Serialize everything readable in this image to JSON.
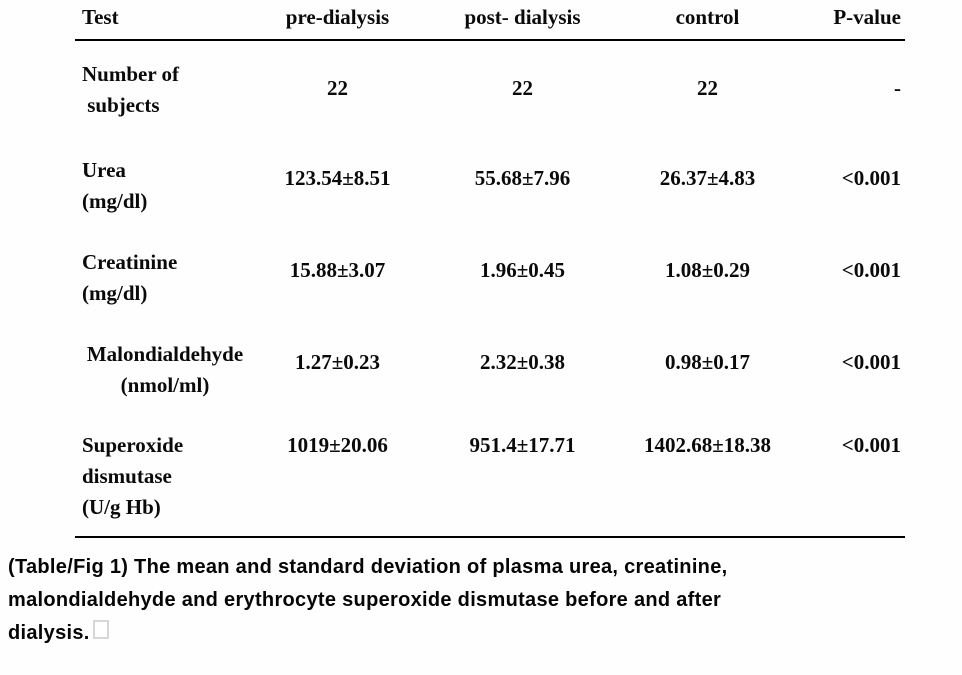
{
  "table": {
    "headers": [
      "Test",
      "pre-dialysis",
      "post- dialysis",
      "control",
      "P-value"
    ],
    "rows": [
      {
        "test": "Number of\n subjects",
        "pre_dialysis": "22",
        "post_dialysis": "22",
        "control": "22",
        "p_value": "-"
      },
      {
        "test": "Urea\n(mg/dl)",
        "pre_dialysis": "123.54±8.51",
        "post_dialysis": "55.68±7.96",
        "control": "26.37±4.83",
        "p_value": "<0.001"
      },
      {
        "test": "Creatinine\n(mg/dl)",
        "pre_dialysis": "15.88±3.07",
        "post_dialysis": "1.96±0.45",
        "control": "1.08±0.29",
        "p_value": "<0.001"
      },
      {
        "test": "Malondialdehyde\n(nmol/ml)",
        "pre_dialysis": "1.27±0.23",
        "post_dialysis": "2.32±0.38",
        "control": "0.98±0.17",
        "p_value": "<0.001"
      },
      {
        "test": "Superoxide\ndismutase\n(U/g Hb)",
        "pre_dialysis": "1019±20.06",
        "post_dialysis": "951.4±17.71",
        "control": "1402.68±18.38",
        "p_value": "<0.001"
      }
    ]
  },
  "caption": {
    "text": "(Table/Fig 1) The mean and standard deviation of plasma urea, creatinine,\nmalondialdehyde and erythrocyte superoxide dismutase before and after\ndialysis."
  },
  "colors": {
    "text": "#0a0a0a",
    "rule": "#000000",
    "background": "#fefefe",
    "missing_glyph_border": "#d7d7d7"
  },
  "chart_data": {
    "type": "table",
    "title": "(Table/Fig 1) The mean and standard deviation of plasma urea, creatinine, malondialdehyde and erythrocyte superoxide dismutase before and after dialysis.",
    "columns": [
      "Test",
      "pre-dialysis",
      "post- dialysis",
      "control",
      "P-value"
    ],
    "rows": [
      [
        "Number of subjects",
        "22",
        "22",
        "22",
        "-"
      ],
      [
        "Urea (mg/dl)",
        "123.54±8.51",
        "55.68±7.96",
        "26.37±4.83",
        "<0.001"
      ],
      [
        "Creatinine (mg/dl)",
        "15.88±3.07",
        "1.96±0.45",
        "1.08±0.29",
        "<0.001"
      ],
      [
        "Malondialdehyde (nmol/ml)",
        "1.27±0.23",
        "2.32±0.38",
        "0.98±0.17",
        "<0.001"
      ],
      [
        "Superoxide dismutase (U/g Hb)",
        "1019±20.06",
        "951.4±17.71",
        "1402.68±18.38",
        "<0.001"
      ]
    ]
  }
}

EXERCISE INSTRUCTIONS: Reproduce each entry verbatim, excluding any embedded images.

COMPLETE OUTPUT:
Serialize everything readable in this image to JSON.
{
  "table": {
    "headers": [
      "Test",
      "pre-dialysis",
      "post- dialysis",
      "control",
      "P-value"
    ],
    "rows": [
      {
        "test": "Number of\n subjects",
        "pre_dialysis": "22",
        "post_dialysis": "22",
        "control": "22",
        "p_value": "-"
      },
      {
        "test": "Urea\n(mg/dl)",
        "pre_dialysis": "123.54±8.51",
        "post_dialysis": "55.68±7.96",
        "control": "26.37±4.83",
        "p_value": "<0.001"
      },
      {
        "test": "Creatinine\n(mg/dl)",
        "pre_dialysis": "15.88±3.07",
        "post_dialysis": "1.96±0.45",
        "control": "1.08±0.29",
        "p_value": "<0.001"
      },
      {
        "test": "Malondialdehyde\n(nmol/ml)",
        "pre_dialysis": "1.27±0.23",
        "post_dialysis": "2.32±0.38",
        "control": "0.98±0.17",
        "p_value": "<0.001"
      },
      {
        "test": "Superoxide\ndismutase\n(U/g Hb)",
        "pre_dialysis": "1019±20.06",
        "post_dialysis": "951.4±17.71",
        "control": "1402.68±18.38",
        "p_value": "<0.001"
      }
    ]
  },
  "caption": {
    "text": "(Table/Fig 1) The mean and standard deviation of plasma urea, creatinine,\nmalondialdehyde and erythrocyte superoxide dismutase before and after\ndialysis."
  },
  "colors": {
    "text": "#0a0a0a",
    "rule": "#000000",
    "background": "#fefefe",
    "missing_glyph_border": "#d7d7d7"
  },
  "chart_data": {
    "type": "table",
    "title": "(Table/Fig 1) The mean and standard deviation of plasma urea, creatinine, malondialdehyde and erythrocyte superoxide dismutase before and after dialysis.",
    "columns": [
      "Test",
      "pre-dialysis",
      "post- dialysis",
      "control",
      "P-value"
    ],
    "rows": [
      [
        "Number of subjects",
        "22",
        "22",
        "22",
        "-"
      ],
      [
        "Urea (mg/dl)",
        "123.54±8.51",
        "55.68±7.96",
        "26.37±4.83",
        "<0.001"
      ],
      [
        "Creatinine (mg/dl)",
        "15.88±3.07",
        "1.96±0.45",
        "1.08±0.29",
        "<0.001"
      ],
      [
        "Malondialdehyde (nmol/ml)",
        "1.27±0.23",
        "2.32±0.38",
        "0.98±0.17",
        "<0.001"
      ],
      [
        "Superoxide dismutase (U/g Hb)",
        "1019±20.06",
        "951.4±17.71",
        "1402.68±18.38",
        "<0.001"
      ]
    ]
  }
}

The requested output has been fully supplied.